THE TASK: Among the entries, which lines carry the string "coriandre"? Copy each of them.

EXERCISE DATA:
=======

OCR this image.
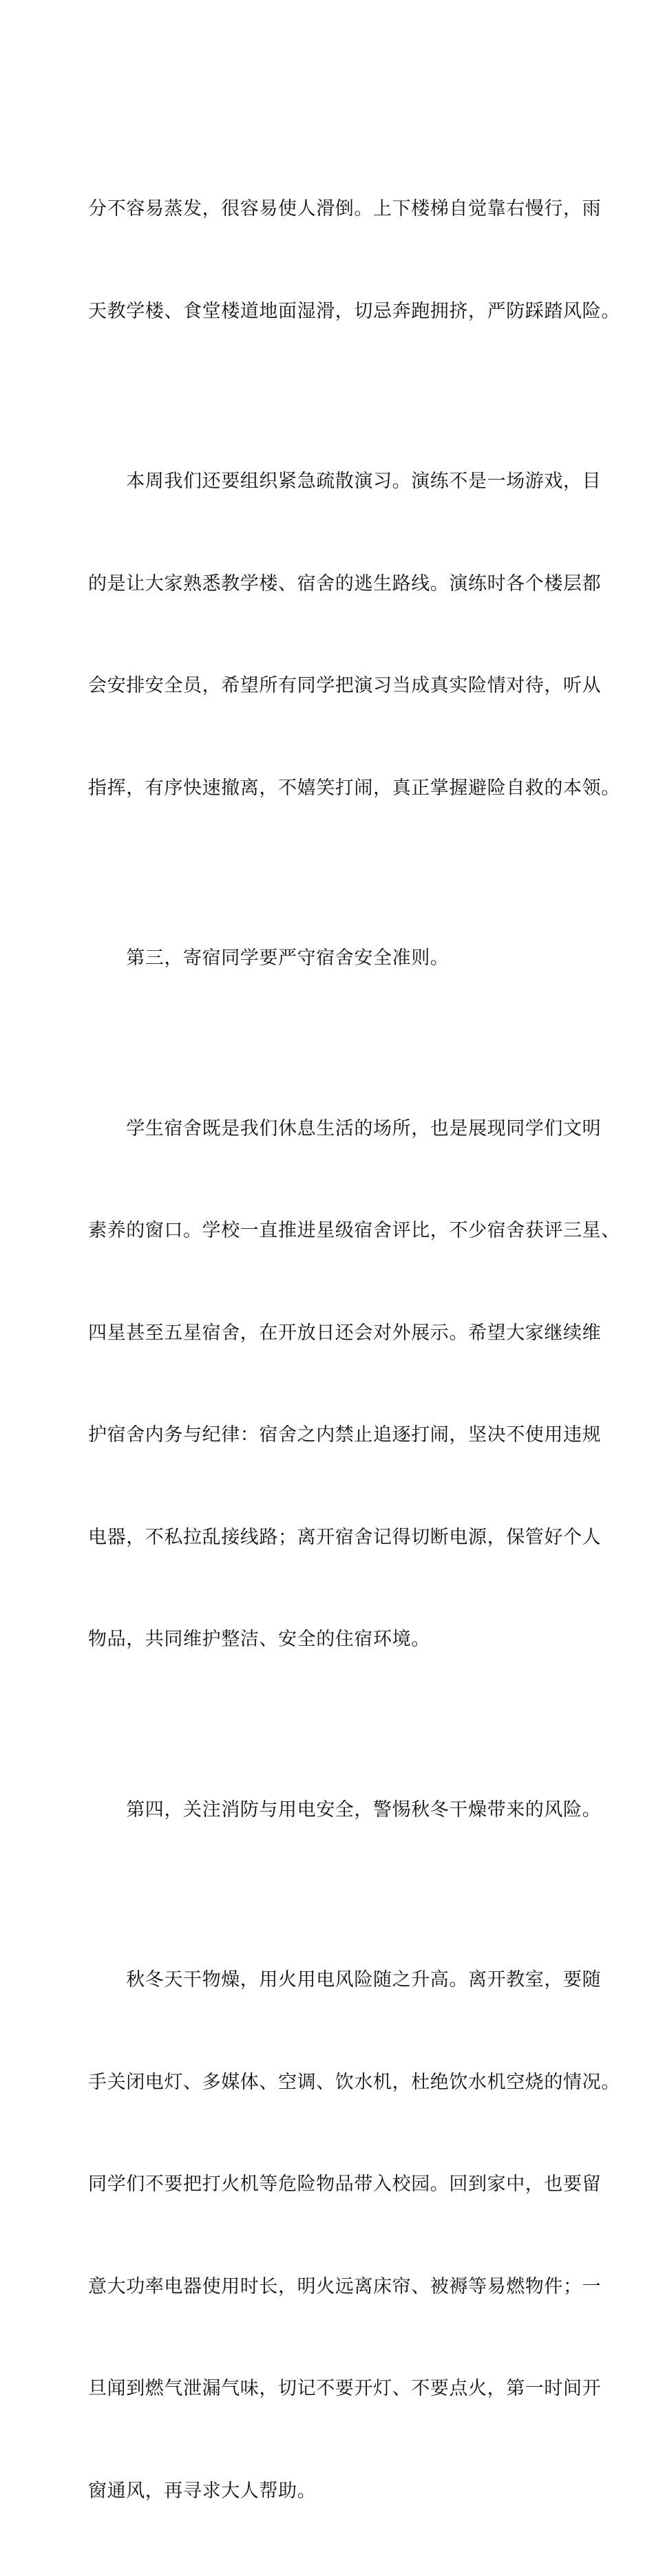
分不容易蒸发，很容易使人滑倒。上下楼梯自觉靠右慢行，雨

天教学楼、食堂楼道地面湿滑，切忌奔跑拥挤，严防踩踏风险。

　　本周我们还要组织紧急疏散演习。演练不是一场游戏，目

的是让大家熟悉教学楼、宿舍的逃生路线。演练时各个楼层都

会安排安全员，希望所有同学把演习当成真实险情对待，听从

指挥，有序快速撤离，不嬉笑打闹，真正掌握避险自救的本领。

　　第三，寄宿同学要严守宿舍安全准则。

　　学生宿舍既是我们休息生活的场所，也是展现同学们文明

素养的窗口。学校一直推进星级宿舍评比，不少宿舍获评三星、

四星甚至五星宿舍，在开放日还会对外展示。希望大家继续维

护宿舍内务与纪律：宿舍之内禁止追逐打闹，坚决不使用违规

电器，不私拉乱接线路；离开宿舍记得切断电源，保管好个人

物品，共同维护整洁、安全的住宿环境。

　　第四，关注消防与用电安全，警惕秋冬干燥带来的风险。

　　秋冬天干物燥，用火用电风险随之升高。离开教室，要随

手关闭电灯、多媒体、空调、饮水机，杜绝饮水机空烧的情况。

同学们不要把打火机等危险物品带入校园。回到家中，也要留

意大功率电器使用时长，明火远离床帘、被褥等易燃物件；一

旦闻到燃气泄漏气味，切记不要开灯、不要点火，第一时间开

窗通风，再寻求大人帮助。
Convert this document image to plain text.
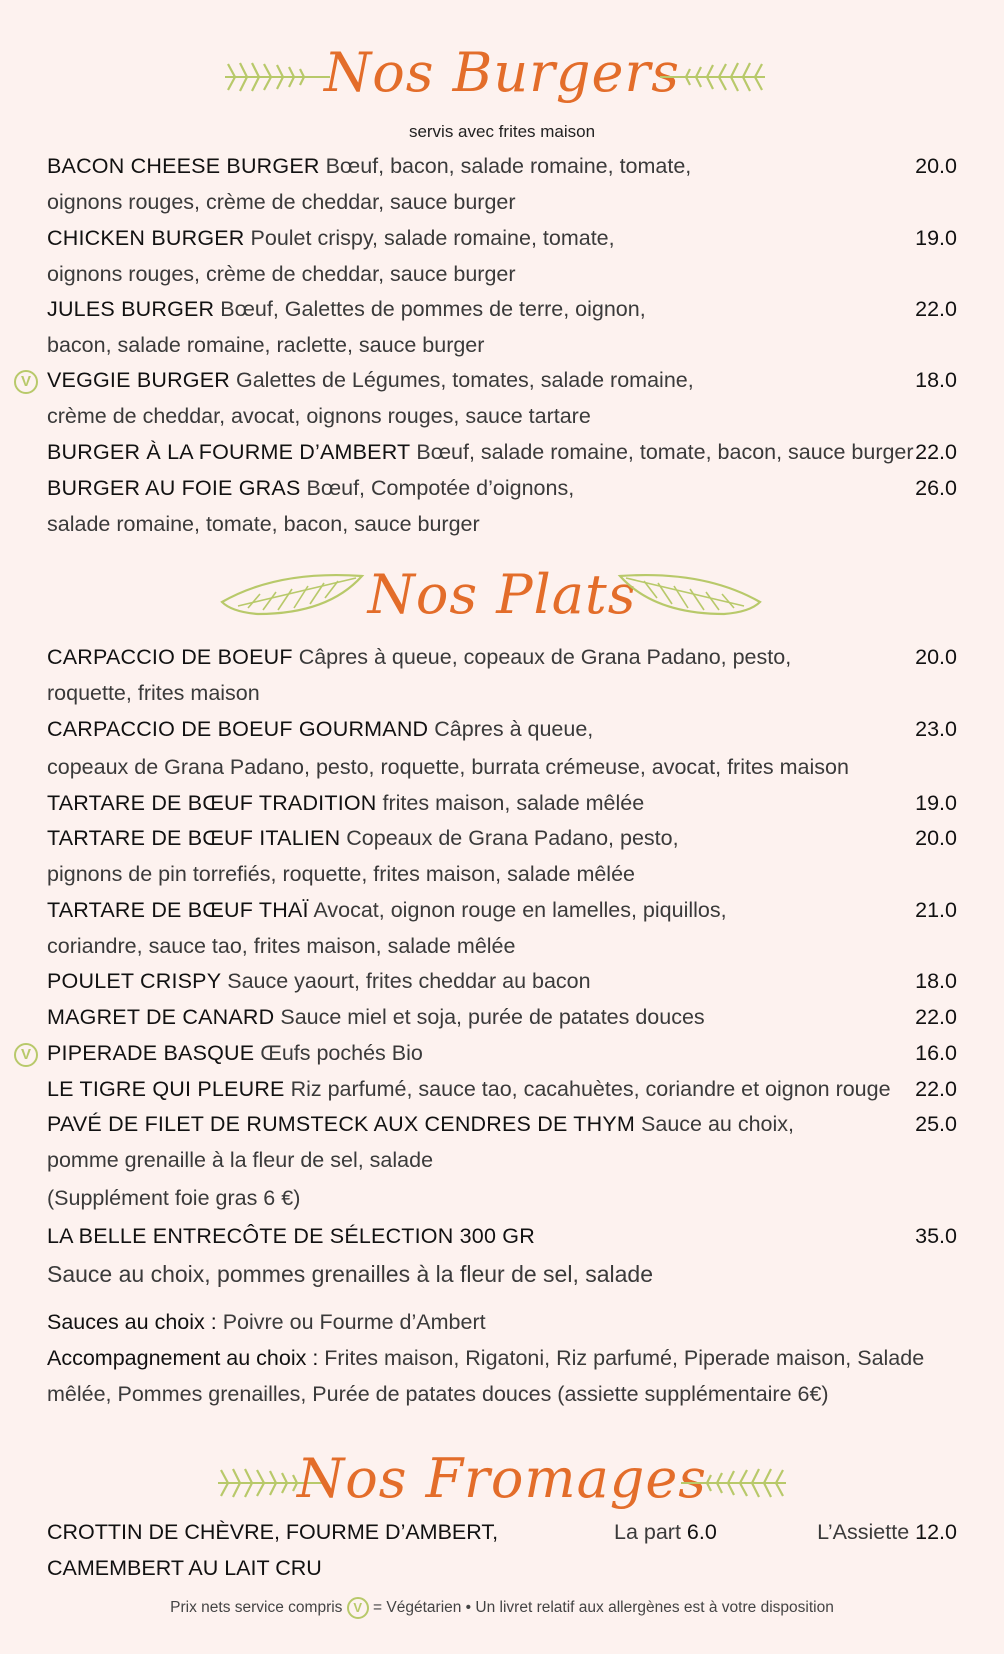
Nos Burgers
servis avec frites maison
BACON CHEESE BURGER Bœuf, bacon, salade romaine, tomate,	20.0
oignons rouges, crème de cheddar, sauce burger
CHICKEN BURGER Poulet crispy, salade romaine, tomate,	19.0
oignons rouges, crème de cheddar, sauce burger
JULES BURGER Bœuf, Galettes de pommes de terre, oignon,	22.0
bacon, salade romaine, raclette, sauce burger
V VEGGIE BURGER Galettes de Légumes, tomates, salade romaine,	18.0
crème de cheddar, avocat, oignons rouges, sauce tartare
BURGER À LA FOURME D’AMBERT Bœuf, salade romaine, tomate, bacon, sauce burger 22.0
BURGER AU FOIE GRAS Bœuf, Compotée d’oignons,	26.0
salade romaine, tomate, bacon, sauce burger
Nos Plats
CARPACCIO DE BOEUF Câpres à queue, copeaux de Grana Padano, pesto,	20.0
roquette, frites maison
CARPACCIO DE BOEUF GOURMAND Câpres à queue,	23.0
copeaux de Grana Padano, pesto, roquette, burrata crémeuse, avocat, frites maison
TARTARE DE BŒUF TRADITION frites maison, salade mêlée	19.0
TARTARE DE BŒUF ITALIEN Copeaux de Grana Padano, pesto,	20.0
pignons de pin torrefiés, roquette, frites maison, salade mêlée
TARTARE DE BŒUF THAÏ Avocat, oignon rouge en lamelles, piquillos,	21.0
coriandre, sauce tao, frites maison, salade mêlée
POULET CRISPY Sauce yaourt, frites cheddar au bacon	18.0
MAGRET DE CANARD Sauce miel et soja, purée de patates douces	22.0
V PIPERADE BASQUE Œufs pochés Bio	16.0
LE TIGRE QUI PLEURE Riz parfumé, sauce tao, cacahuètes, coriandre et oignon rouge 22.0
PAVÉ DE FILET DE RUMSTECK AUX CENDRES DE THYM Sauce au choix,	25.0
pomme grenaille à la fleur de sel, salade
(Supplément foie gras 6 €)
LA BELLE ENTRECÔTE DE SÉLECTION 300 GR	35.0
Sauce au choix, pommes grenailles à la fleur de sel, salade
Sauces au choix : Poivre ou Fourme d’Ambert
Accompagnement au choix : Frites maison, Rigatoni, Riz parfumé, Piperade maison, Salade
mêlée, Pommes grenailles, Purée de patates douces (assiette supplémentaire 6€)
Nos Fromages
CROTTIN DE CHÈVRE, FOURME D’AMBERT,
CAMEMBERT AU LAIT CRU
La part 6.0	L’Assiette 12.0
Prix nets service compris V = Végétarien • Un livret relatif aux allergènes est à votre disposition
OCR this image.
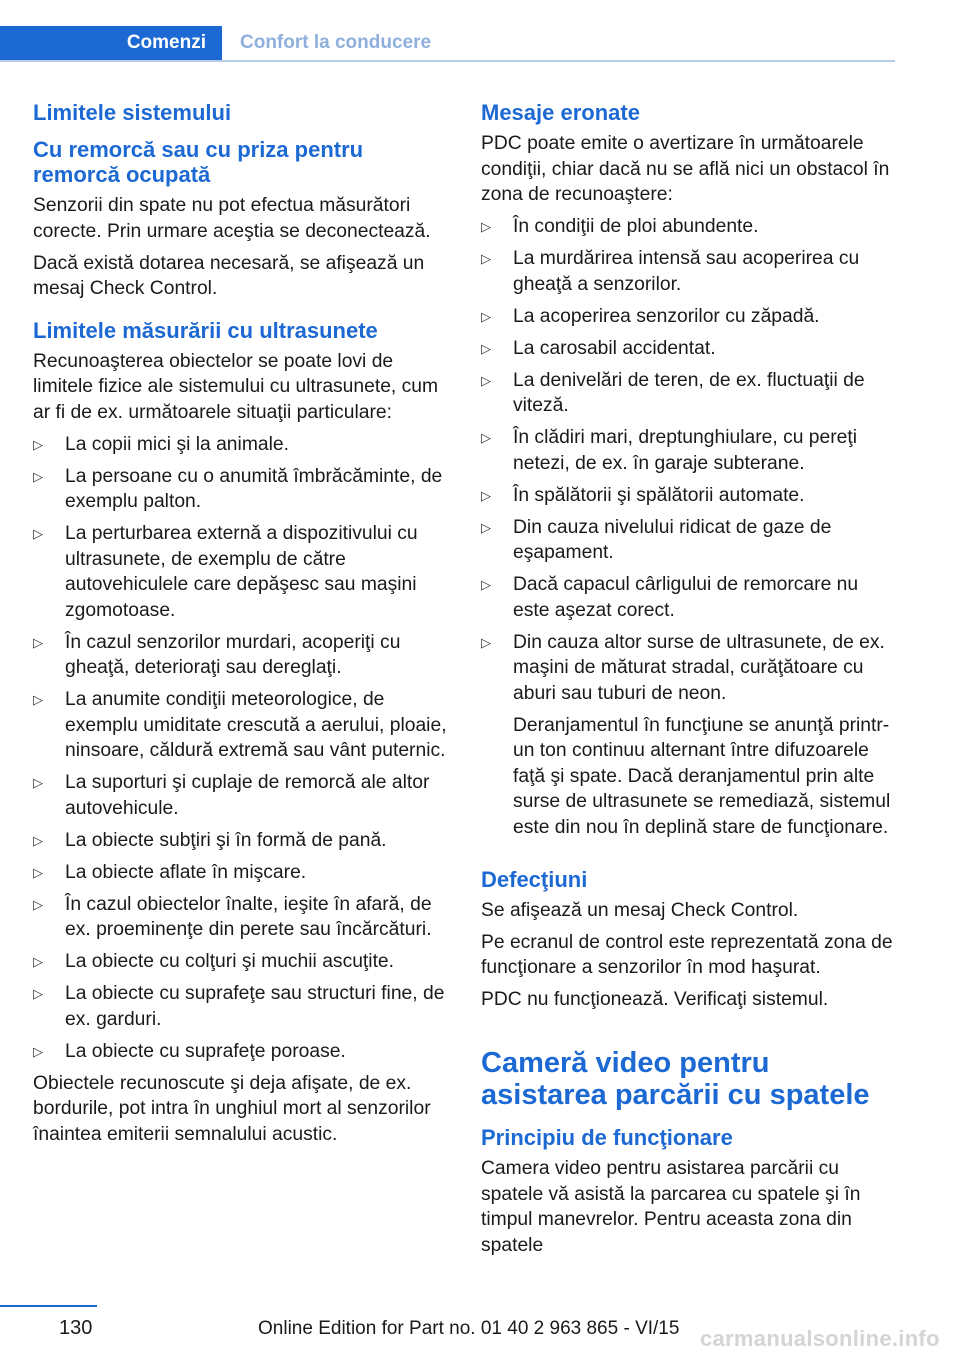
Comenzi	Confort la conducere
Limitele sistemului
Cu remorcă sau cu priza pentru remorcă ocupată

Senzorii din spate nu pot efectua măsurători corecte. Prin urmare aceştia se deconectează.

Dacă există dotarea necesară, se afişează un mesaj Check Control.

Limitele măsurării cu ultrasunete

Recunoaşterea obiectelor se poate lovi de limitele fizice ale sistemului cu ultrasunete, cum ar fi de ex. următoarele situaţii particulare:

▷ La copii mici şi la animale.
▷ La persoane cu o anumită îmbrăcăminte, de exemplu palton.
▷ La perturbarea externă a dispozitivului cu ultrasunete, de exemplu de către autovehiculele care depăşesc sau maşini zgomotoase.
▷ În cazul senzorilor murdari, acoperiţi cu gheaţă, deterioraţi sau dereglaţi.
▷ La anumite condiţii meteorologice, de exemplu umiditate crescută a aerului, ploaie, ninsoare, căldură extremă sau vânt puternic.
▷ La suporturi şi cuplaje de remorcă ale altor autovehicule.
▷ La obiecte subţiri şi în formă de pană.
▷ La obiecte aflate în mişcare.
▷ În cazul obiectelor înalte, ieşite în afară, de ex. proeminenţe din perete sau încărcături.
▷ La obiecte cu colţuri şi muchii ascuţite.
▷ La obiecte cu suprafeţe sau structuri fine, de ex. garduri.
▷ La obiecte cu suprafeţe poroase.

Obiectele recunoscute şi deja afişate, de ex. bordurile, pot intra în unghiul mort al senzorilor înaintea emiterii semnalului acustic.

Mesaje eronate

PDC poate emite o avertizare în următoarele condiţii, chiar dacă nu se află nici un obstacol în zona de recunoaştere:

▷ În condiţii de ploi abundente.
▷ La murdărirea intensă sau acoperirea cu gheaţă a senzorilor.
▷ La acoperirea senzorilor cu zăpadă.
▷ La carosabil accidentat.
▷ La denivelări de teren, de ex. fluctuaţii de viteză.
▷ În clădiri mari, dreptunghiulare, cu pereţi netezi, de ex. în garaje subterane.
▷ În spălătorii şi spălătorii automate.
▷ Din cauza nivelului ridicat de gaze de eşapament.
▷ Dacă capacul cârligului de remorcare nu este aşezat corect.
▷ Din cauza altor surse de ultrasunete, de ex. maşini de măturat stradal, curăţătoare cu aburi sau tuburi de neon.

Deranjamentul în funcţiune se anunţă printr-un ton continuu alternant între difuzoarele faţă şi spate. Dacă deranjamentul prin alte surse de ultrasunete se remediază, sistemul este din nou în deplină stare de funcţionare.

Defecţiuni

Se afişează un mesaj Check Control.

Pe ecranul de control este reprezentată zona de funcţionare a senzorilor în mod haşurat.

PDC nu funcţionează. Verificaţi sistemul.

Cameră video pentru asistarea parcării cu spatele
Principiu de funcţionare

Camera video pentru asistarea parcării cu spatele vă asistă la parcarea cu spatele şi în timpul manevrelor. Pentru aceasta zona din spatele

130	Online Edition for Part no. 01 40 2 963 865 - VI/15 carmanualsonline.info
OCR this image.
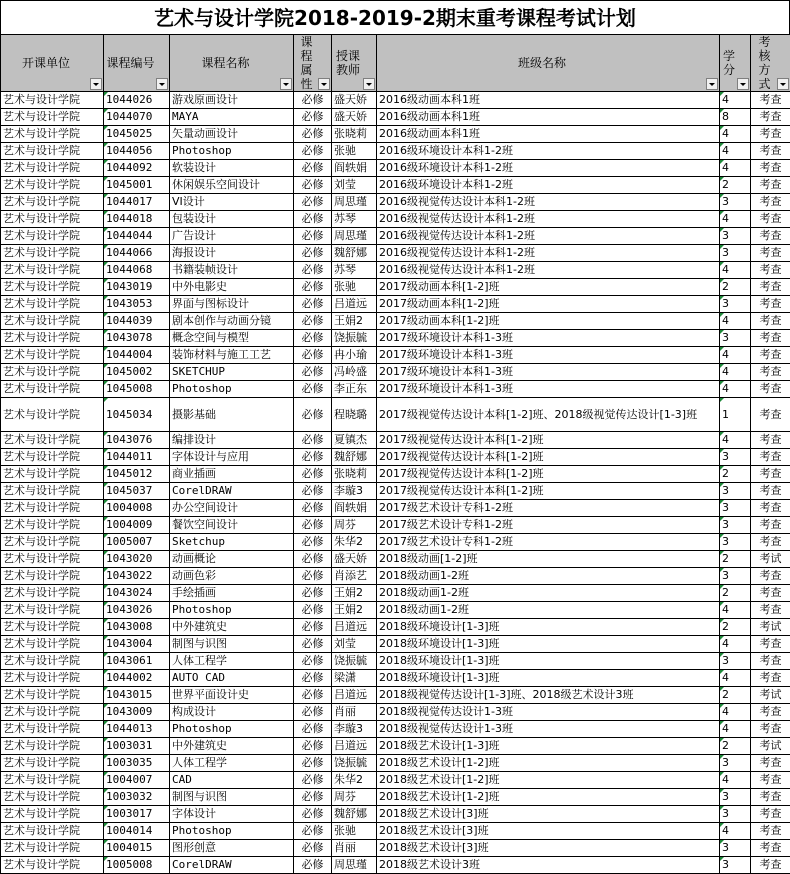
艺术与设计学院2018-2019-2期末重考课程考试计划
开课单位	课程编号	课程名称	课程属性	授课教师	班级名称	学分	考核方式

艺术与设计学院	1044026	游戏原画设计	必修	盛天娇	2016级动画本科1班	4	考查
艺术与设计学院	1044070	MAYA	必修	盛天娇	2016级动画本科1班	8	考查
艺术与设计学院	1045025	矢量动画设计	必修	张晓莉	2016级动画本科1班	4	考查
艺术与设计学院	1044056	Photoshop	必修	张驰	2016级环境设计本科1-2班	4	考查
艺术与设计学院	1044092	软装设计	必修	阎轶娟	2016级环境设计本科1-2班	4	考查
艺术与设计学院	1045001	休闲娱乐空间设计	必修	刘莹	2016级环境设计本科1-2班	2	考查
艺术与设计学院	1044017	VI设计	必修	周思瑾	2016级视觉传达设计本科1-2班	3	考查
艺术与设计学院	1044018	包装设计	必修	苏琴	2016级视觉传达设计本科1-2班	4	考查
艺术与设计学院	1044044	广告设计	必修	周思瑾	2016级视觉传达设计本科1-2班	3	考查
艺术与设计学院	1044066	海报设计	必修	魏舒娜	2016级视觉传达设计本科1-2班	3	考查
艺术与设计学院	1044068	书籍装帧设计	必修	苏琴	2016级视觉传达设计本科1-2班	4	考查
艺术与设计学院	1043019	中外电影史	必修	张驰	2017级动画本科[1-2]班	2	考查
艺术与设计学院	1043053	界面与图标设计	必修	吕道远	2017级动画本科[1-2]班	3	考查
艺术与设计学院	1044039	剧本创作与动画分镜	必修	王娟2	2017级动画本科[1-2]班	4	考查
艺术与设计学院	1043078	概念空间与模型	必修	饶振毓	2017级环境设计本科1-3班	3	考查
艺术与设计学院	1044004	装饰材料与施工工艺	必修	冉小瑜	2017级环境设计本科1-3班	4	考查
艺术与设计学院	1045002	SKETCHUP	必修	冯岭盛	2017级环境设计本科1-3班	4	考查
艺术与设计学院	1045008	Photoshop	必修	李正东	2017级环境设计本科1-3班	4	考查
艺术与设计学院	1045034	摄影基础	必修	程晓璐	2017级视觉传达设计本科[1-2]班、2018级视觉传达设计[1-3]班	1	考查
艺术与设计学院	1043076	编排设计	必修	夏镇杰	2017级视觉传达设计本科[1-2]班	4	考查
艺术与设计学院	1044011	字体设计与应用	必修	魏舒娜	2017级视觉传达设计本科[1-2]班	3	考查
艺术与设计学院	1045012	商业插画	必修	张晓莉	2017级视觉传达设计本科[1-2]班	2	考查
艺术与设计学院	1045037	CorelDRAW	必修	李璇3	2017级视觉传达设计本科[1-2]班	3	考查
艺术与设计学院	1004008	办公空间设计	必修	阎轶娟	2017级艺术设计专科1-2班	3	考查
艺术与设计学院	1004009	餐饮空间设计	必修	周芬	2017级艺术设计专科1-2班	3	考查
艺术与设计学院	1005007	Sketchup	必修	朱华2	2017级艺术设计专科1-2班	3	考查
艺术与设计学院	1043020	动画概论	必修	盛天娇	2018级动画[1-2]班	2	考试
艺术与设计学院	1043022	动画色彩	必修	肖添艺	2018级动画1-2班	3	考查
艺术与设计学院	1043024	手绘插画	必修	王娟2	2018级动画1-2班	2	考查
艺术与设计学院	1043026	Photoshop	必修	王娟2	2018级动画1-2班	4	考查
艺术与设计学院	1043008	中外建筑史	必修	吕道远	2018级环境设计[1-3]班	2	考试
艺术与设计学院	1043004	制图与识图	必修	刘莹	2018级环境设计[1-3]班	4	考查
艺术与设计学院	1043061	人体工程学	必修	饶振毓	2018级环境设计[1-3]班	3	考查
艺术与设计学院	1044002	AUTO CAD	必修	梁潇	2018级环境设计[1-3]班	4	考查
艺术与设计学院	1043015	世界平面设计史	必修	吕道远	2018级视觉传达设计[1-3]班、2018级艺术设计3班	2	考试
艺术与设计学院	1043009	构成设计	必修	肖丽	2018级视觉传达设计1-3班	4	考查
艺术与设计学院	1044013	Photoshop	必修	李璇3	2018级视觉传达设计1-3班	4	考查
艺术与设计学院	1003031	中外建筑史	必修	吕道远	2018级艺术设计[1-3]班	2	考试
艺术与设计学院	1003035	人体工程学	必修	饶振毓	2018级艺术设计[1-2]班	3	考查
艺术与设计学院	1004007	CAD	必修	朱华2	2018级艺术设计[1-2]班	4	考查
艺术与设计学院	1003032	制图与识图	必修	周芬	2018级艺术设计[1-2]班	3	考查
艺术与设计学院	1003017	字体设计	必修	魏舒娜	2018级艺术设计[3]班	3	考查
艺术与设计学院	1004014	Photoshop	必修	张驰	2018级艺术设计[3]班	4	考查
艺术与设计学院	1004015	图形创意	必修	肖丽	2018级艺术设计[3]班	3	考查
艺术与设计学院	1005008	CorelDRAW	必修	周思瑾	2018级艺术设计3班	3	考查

=======

OUTPUT FOR THIS EXERCISE:
coriandre, sauce tao, frites maison, salade mêlée
LE TIGRE QUI PLEURE Riz parfumé, sauce tao, cacahuètes, coriandre et oignon rouge 22.0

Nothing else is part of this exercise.